### Records contained in a dataset
--*--

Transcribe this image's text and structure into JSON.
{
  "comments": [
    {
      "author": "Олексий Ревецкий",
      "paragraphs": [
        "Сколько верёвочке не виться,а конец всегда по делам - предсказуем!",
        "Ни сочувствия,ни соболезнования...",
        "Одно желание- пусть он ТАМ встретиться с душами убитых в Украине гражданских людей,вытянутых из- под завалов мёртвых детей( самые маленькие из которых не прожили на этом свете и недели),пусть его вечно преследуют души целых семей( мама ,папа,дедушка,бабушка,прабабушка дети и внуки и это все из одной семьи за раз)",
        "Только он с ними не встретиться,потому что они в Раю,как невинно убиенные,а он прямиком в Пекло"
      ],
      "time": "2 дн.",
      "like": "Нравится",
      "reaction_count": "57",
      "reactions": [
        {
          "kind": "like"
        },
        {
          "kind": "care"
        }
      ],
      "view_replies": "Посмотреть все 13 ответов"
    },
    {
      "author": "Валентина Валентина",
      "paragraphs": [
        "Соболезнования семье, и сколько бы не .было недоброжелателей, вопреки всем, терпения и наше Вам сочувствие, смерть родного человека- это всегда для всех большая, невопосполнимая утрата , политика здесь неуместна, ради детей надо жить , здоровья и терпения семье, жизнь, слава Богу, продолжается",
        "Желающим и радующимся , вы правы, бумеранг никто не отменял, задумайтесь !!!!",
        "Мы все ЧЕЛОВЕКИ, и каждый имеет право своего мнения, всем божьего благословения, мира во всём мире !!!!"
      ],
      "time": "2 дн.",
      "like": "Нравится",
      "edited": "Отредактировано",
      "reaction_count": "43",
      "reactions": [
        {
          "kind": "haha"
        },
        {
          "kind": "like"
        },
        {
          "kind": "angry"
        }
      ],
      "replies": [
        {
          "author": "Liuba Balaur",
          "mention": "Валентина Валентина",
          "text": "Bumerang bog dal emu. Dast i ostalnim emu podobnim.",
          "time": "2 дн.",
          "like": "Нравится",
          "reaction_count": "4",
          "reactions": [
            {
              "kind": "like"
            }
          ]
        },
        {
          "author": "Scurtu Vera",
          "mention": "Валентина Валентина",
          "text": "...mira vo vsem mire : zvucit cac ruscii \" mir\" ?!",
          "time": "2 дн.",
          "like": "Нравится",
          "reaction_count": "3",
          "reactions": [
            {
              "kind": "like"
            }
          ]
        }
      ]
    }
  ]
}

--*--

### WHAT IS ASKED
Nothing may be left out: return each entry exactly as it reads.

### FINISHED TASK
Transcribe this image's text and structure into JSON.
{
  "comments": [
    {
      "author": "Олексий Ревецкий",
      "paragraphs": [
        "Сколько верёвочке не виться,а конец всегда по делам - предсказуем!",
        "Ни сочувствия,ни соболезнования...",
        "Одно желание- пусть он ТАМ встретиться с душами убитых в Украине гражданских людей,вытянутых из- под завалов мёртвых детей( самые маленькие из которых не прожили на этом свете и недели),пусть его вечно преследуют души целых семей( мама ,папа,дедушка,бабушка,прабабушка дети и внуки и это все из одной семьи за раз)",
        "Только он с ними не встретиться,потому что они в Раю,как невинно убиенные,а он прямиком в Пекло"
      ],
      "time": "2 дн.",
      "like": "Нравится",
      "reaction_count": "57",
      "reactions": [
        {
          "kind": "like"
        },
        {
          "kind": "care"
        }
      ],
      "view_replies": "Посмотреть все 13 ответов"
    },
    {
      "author": "Валентина Валентина",
      "paragraphs": [
        "Соболезнования семье, и сколько бы не .было недоброжелателей, вопреки всем, терпения и наше Вам сочувствие, смерть родного человека- это всегда для всех большая, невопосполнимая утрата , политика здесь неуместна, ради детей надо жить , здоровья и терпения семье, жизнь, слава Богу, продолжается",
        "Желающим и радующимся , вы правы, бумеранг никто не отменял, задумайтесь !!!!",
        "Мы все ЧЕЛОВЕКИ, и каждый имеет право своего мнения, всем божьего благословения, мира во всём мире !!!!"
      ],
      "time": "2 дн.",
      "like": "Нравится",
      "edited": "Отредактировано",
      "reaction_count": "43",
      "reactions": [
        {
          "kind": "haha"
        },
        {
          "kind": "like"
        },
        {
          "kind": "angry"
        }
      ],
      "replies": [
        {
          "author": "Liuba Balaur",
          "mention": "Валентина Валентина",
          "text": "Bumerang bog dal emu. Dast i ostalnim emu podobnim.",
          "time": "2 дн.",
          "like": "Нравится",
          "reaction_count": "4",
          "reactions": [
            {
              "kind": "like"
            }
          ]
        },
        {
          "author": "Scurtu Vera",
          "mention": "Валентина Валентина",
          "text": "...mira vo vsem mire : zvucit cac ruscii \" mir\" ?!",
          "time": "2 дн.",
          "like": "Нравится",
          "reaction_count": "3",
          "reactions": [
            {
              "kind": "like"
            }
          ]
        }
      ]
    }
  ]
}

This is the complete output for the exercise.